Stored data:
Begin
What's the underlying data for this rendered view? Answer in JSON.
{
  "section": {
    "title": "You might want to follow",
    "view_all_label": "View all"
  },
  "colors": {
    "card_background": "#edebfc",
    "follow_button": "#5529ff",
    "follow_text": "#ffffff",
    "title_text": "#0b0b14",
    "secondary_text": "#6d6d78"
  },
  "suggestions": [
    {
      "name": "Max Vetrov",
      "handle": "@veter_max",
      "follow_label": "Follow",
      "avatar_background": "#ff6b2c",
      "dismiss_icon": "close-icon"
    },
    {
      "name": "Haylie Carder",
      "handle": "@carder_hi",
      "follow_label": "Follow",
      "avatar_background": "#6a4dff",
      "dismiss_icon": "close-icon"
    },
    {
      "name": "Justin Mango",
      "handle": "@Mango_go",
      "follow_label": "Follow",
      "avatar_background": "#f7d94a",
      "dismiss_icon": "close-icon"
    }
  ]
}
End
▶ Do this
Where does the word "handle" appear? Return each line that holds it.

▶ Output of the exercise
      "handle": "@veter_max",
      "handle": "@carder_hi",
      "handle": "@Mango_go",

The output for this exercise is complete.